#### Written request
Render the material again word for word, skipping the pictures in it.

"""

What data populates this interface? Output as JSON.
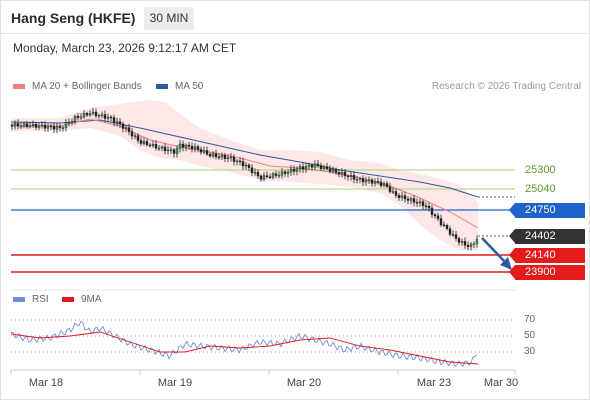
{
  "header": {
    "title": "Hang Seng (HKFE)",
    "interval": "30 MIN"
  },
  "datetime": "Monday, March 23, 2026 9:12:17 AM CET",
  "legend": {
    "bollinger": {
      "label": "MA 20 + Bollinger Bands",
      "color": "#f08080"
    },
    "ma50": {
      "label": "MA 50",
      "color": "#2d5aa0"
    }
  },
  "credit": "Research © 2026 Trading Central",
  "levels": {
    "resistance2": "25300",
    "resistance1": "25040",
    "pivot": "24750",
    "last": "24402",
    "support1": "24140",
    "support2": "23900"
  },
  "rsi_legend": {
    "rsi": "RSI",
    "ma": "9MA",
    "rsi_color": "#6e8fd8",
    "ma_color": "#e31b1b"
  },
  "rsi_ticks": [
    "70",
    "50",
    "30"
  ],
  "x_axis": [
    "Mar 18",
    "Mar 19",
    "Mar 20",
    "Mar 23",
    "Mar 30"
  ],
  "icons": {
    "forecast": "down-arrow-icon"
  }
}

"""

#### Task result
What data populates this interface? Output as JSON.
{
  "header": {
    "title": "Hang Seng (HKFE)",
    "interval": "30 MIN"
  },
  "datetime": "Monday, March 23, 2026 9:12:17 AM CET",
  "legend": {
    "bollinger": {
      "label": "MA 20 + Bollinger Bands",
      "color": "#f08080"
    },
    "ma50": {
      "label": "MA 50",
      "color": "#2d5aa0"
    }
  },
  "credit": "Research © 2026 Trading Central",
  "levels": {
    "resistance2": "25300",
    "resistance1": "25040",
    "pivot": "24750",
    "last": "24402",
    "support1": "24140",
    "support2": "23900"
  },
  "rsi_legend": {
    "rsi": "RSI",
    "ma": "9MA",
    "rsi_color": "#6e8fd8",
    "ma_color": "#e31b1b"
  },
  "rsi_ticks": [
    "70",
    "50",
    "30"
  ],
  "x_axis": [
    "Mar 18",
    "Mar 19",
    "Mar 20",
    "Mar 23",
    "Mar 30"
  ],
  "icons": {
    "forecast": "down-arrow-icon"
  }
}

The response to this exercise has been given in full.